Task requirements
Write out each line exactly as given. Leave the pictures out of your copy.

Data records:
::::
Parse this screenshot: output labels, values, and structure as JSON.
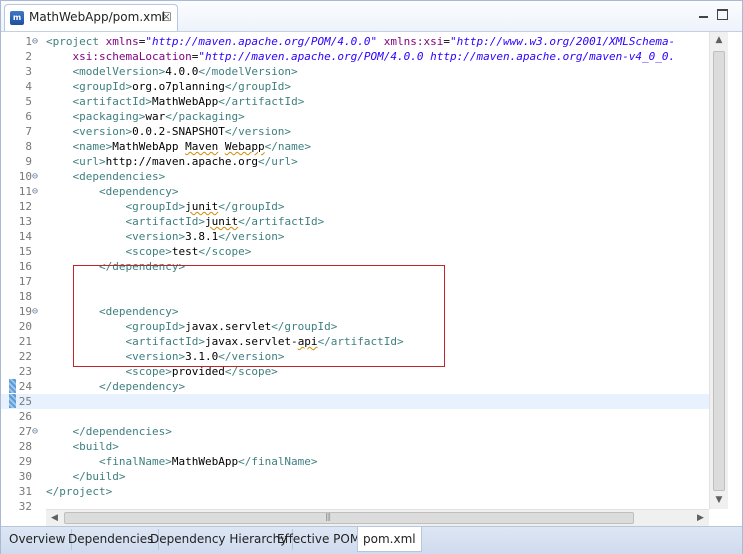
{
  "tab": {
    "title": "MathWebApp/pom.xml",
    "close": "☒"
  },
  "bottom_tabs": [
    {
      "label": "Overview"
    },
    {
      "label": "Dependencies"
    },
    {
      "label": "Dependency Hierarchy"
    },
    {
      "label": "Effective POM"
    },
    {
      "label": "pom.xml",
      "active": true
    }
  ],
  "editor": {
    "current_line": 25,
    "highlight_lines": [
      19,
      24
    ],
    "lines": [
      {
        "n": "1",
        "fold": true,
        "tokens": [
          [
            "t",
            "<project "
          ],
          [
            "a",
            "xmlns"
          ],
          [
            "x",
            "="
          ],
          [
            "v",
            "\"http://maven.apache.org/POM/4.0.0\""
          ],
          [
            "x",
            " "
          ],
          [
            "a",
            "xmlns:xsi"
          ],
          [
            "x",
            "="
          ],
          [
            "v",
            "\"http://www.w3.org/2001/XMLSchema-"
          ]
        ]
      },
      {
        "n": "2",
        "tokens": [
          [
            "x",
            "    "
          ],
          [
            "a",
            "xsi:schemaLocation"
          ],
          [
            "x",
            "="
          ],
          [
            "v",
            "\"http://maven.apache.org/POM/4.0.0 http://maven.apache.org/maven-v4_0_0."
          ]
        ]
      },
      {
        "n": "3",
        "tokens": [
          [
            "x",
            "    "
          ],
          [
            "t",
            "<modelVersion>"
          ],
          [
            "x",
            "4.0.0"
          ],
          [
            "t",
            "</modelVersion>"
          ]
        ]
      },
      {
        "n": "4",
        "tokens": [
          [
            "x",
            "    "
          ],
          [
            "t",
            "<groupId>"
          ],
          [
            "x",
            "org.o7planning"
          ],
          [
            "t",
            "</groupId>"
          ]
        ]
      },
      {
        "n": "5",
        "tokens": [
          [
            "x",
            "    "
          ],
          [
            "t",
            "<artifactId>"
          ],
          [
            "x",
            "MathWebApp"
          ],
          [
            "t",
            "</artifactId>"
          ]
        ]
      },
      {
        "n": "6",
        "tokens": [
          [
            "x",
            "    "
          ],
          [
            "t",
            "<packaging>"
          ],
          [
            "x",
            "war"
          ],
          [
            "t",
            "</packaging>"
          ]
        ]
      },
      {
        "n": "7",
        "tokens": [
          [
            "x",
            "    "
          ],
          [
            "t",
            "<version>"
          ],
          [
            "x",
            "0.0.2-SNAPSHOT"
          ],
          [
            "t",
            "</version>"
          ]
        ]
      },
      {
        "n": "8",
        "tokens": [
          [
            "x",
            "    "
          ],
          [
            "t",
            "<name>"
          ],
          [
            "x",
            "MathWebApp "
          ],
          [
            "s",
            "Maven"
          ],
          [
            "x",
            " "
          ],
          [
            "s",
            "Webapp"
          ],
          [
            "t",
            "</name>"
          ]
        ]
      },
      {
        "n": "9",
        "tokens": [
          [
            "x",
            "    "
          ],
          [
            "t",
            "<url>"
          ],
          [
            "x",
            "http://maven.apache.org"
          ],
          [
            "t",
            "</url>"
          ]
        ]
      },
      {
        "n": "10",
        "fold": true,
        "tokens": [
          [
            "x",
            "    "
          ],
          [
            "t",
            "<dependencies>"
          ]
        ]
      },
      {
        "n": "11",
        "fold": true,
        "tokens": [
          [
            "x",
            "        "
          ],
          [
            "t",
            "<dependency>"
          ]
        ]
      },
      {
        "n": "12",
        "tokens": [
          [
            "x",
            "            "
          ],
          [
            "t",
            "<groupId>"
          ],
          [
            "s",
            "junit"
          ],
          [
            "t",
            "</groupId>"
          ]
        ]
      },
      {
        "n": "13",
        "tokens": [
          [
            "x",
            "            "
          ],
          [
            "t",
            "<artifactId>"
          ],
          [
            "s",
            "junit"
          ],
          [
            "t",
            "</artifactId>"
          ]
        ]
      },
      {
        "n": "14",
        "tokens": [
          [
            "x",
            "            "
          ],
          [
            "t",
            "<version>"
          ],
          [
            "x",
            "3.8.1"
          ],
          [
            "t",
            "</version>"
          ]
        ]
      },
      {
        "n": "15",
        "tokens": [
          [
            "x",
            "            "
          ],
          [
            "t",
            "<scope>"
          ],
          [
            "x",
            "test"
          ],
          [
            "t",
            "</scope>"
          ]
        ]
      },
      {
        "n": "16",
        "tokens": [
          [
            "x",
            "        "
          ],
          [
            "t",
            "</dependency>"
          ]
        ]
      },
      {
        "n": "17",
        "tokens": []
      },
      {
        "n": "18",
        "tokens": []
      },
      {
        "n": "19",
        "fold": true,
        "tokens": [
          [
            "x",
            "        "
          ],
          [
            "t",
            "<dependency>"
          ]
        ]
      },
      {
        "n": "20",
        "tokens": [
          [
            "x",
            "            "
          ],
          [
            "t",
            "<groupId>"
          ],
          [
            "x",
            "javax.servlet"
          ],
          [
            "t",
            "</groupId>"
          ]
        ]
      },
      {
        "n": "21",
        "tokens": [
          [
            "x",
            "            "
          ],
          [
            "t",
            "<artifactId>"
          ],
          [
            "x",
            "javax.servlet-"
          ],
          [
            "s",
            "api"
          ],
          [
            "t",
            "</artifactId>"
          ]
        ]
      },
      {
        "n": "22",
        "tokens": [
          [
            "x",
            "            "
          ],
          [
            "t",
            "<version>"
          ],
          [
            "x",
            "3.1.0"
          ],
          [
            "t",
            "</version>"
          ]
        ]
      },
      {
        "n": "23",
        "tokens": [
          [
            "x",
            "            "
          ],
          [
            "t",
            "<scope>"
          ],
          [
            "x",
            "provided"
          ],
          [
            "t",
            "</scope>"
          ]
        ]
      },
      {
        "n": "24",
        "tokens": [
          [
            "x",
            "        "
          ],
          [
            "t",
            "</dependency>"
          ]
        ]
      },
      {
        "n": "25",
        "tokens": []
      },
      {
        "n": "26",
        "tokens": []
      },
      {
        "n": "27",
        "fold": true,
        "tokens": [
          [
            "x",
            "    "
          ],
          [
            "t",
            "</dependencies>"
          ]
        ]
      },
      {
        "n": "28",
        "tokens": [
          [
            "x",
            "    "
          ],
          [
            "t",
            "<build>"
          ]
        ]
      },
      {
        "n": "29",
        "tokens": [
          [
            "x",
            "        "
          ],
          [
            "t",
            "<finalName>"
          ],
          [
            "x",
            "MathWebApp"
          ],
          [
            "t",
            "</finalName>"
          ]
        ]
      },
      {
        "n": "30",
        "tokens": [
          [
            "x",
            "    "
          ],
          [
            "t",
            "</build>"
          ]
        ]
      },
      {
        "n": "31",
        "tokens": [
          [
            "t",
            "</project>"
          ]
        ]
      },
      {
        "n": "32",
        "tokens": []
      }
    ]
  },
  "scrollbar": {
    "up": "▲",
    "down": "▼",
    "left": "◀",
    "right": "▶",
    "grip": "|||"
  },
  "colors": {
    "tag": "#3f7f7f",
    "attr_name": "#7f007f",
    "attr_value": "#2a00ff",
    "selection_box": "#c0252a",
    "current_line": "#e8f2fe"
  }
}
::::
Reply
Parse this screenshot: output labels, values, and structure as JSON.
{
  "tab": {
    "title": "MathWebApp/pom.xml",
    "close": "☒"
  },
  "bottom_tabs": [
    {
      "label": "Overview"
    },
    {
      "label": "Dependencies"
    },
    {
      "label": "Dependency Hierarchy"
    },
    {
      "label": "Effective POM"
    },
    {
      "label": "pom.xml",
      "active": true
    }
  ],
  "editor": {
    "current_line": 25,
    "highlight_lines": [
      19,
      24
    ],
    "lines": [
      {
        "n": "1",
        "fold": true,
        "tokens": [
          [
            "t",
            "<project "
          ],
          [
            "a",
            "xmlns"
          ],
          [
            "x",
            "="
          ],
          [
            "v",
            "\"http://maven.apache.org/POM/4.0.0\""
          ],
          [
            "x",
            " "
          ],
          [
            "a",
            "xmlns:xsi"
          ],
          [
            "x",
            "="
          ],
          [
            "v",
            "\"http://www.w3.org/2001/XMLSchema-"
          ]
        ]
      },
      {
        "n": "2",
        "tokens": [
          [
            "x",
            "    "
          ],
          [
            "a",
            "xsi:schemaLocation"
          ],
          [
            "x",
            "="
          ],
          [
            "v",
            "\"http://maven.apache.org/POM/4.0.0 http://maven.apache.org/maven-v4_0_0."
          ]
        ]
      },
      {
        "n": "3",
        "tokens": [
          [
            "x",
            "    "
          ],
          [
            "t",
            "<modelVersion>"
          ],
          [
            "x",
            "4.0.0"
          ],
          [
            "t",
            "</modelVersion>"
          ]
        ]
      },
      {
        "n": "4",
        "tokens": [
          [
            "x",
            "    "
          ],
          [
            "t",
            "<groupId>"
          ],
          [
            "x",
            "org.o7planning"
          ],
          [
            "t",
            "</groupId>"
          ]
        ]
      },
      {
        "n": "5",
        "tokens": [
          [
            "x",
            "    "
          ],
          [
            "t",
            "<artifactId>"
          ],
          [
            "x",
            "MathWebApp"
          ],
          [
            "t",
            "</artifactId>"
          ]
        ]
      },
      {
        "n": "6",
        "tokens": [
          [
            "x",
            "    "
          ],
          [
            "t",
            "<packaging>"
          ],
          [
            "x",
            "war"
          ],
          [
            "t",
            "</packaging>"
          ]
        ]
      },
      {
        "n": "7",
        "tokens": [
          [
            "x",
            "    "
          ],
          [
            "t",
            "<version>"
          ],
          [
            "x",
            "0.0.2-SNAPSHOT"
          ],
          [
            "t",
            "</version>"
          ]
        ]
      },
      {
        "n": "8",
        "tokens": [
          [
            "x",
            "    "
          ],
          [
            "t",
            "<name>"
          ],
          [
            "x",
            "MathWebApp "
          ],
          [
            "s",
            "Maven"
          ],
          [
            "x",
            " "
          ],
          [
            "s",
            "Webapp"
          ],
          [
            "t",
            "</name>"
          ]
        ]
      },
      {
        "n": "9",
        "tokens": [
          [
            "x",
            "    "
          ],
          [
            "t",
            "<url>"
          ],
          [
            "x",
            "http://maven.apache.org"
          ],
          [
            "t",
            "</url>"
          ]
        ]
      },
      {
        "n": "10",
        "fold": true,
        "tokens": [
          [
            "x",
            "    "
          ],
          [
            "t",
            "<dependencies>"
          ]
        ]
      },
      {
        "n": "11",
        "fold": true,
        "tokens": [
          [
            "x",
            "        "
          ],
          [
            "t",
            "<dependency>"
          ]
        ]
      },
      {
        "n": "12",
        "tokens": [
          [
            "x",
            "            "
          ],
          [
            "t",
            "<groupId>"
          ],
          [
            "s",
            "junit"
          ],
          [
            "t",
            "</groupId>"
          ]
        ]
      },
      {
        "n": "13",
        "tokens": [
          [
            "x",
            "            "
          ],
          [
            "t",
            "<artifactId>"
          ],
          [
            "s",
            "junit"
          ],
          [
            "t",
            "</artifactId>"
          ]
        ]
      },
      {
        "n": "14",
        "tokens": [
          [
            "x",
            "            "
          ],
          [
            "t",
            "<version>"
          ],
          [
            "x",
            "3.8.1"
          ],
          [
            "t",
            "</version>"
          ]
        ]
      },
      {
        "n": "15",
        "tokens": [
          [
            "x",
            "            "
          ],
          [
            "t",
            "<scope>"
          ],
          [
            "x",
            "test"
          ],
          [
            "t",
            "</scope>"
          ]
        ]
      },
      {
        "n": "16",
        "tokens": [
          [
            "x",
            "        "
          ],
          [
            "t",
            "</dependency>"
          ]
        ]
      },
      {
        "n": "17",
        "tokens": []
      },
      {
        "n": "18",
        "tokens": []
      },
      {
        "n": "19",
        "fold": true,
        "tokens": [
          [
            "x",
            "        "
          ],
          [
            "t",
            "<dependency>"
          ]
        ]
      },
      {
        "n": "20",
        "tokens": [
          [
            "x",
            "            "
          ],
          [
            "t",
            "<groupId>"
          ],
          [
            "x",
            "javax.servlet"
          ],
          [
            "t",
            "</groupId>"
          ]
        ]
      },
      {
        "n": "21",
        "tokens": [
          [
            "x",
            "            "
          ],
          [
            "t",
            "<artifactId>"
          ],
          [
            "x",
            "javax.servlet-"
          ],
          [
            "s",
            "api"
          ],
          [
            "t",
            "</artifactId>"
          ]
        ]
      },
      {
        "n": "22",
        "tokens": [
          [
            "x",
            "            "
          ],
          [
            "t",
            "<version>"
          ],
          [
            "x",
            "3.1.0"
          ],
          [
            "t",
            "</version>"
          ]
        ]
      },
      {
        "n": "23",
        "tokens": [
          [
            "x",
            "            "
          ],
          [
            "t",
            "<scope>"
          ],
          [
            "x",
            "provided"
          ],
          [
            "t",
            "</scope>"
          ]
        ]
      },
      {
        "n": "24",
        "tokens": [
          [
            "x",
            "        "
          ],
          [
            "t",
            "</dependency>"
          ]
        ]
      },
      {
        "n": "25",
        "tokens": []
      },
      {
        "n": "26",
        "tokens": []
      },
      {
        "n": "27",
        "fold": true,
        "tokens": [
          [
            "x",
            "    "
          ],
          [
            "t",
            "</dependencies>"
          ]
        ]
      },
      {
        "n": "28",
        "tokens": [
          [
            "x",
            "    "
          ],
          [
            "t",
            "<build>"
          ]
        ]
      },
      {
        "n": "29",
        "tokens": [
          [
            "x",
            "        "
          ],
          [
            "t",
            "<finalName>"
          ],
          [
            "x",
            "MathWebApp"
          ],
          [
            "t",
            "</finalName>"
          ]
        ]
      },
      {
        "n": "30",
        "tokens": [
          [
            "x",
            "    "
          ],
          [
            "t",
            "</build>"
          ]
        ]
      },
      {
        "n": "31",
        "tokens": [
          [
            "t",
            "</project>"
          ]
        ]
      },
      {
        "n": "32",
        "tokens": []
      }
    ]
  },
  "scrollbar": {
    "up": "▲",
    "down": "▼",
    "left": "◀",
    "right": "▶",
    "grip": "|||"
  },
  "colors": {
    "tag": "#3f7f7f",
    "attr_name": "#7f007f",
    "attr_value": "#2a00ff",
    "selection_box": "#c0252a",
    "current_line": "#e8f2fe"
  }
}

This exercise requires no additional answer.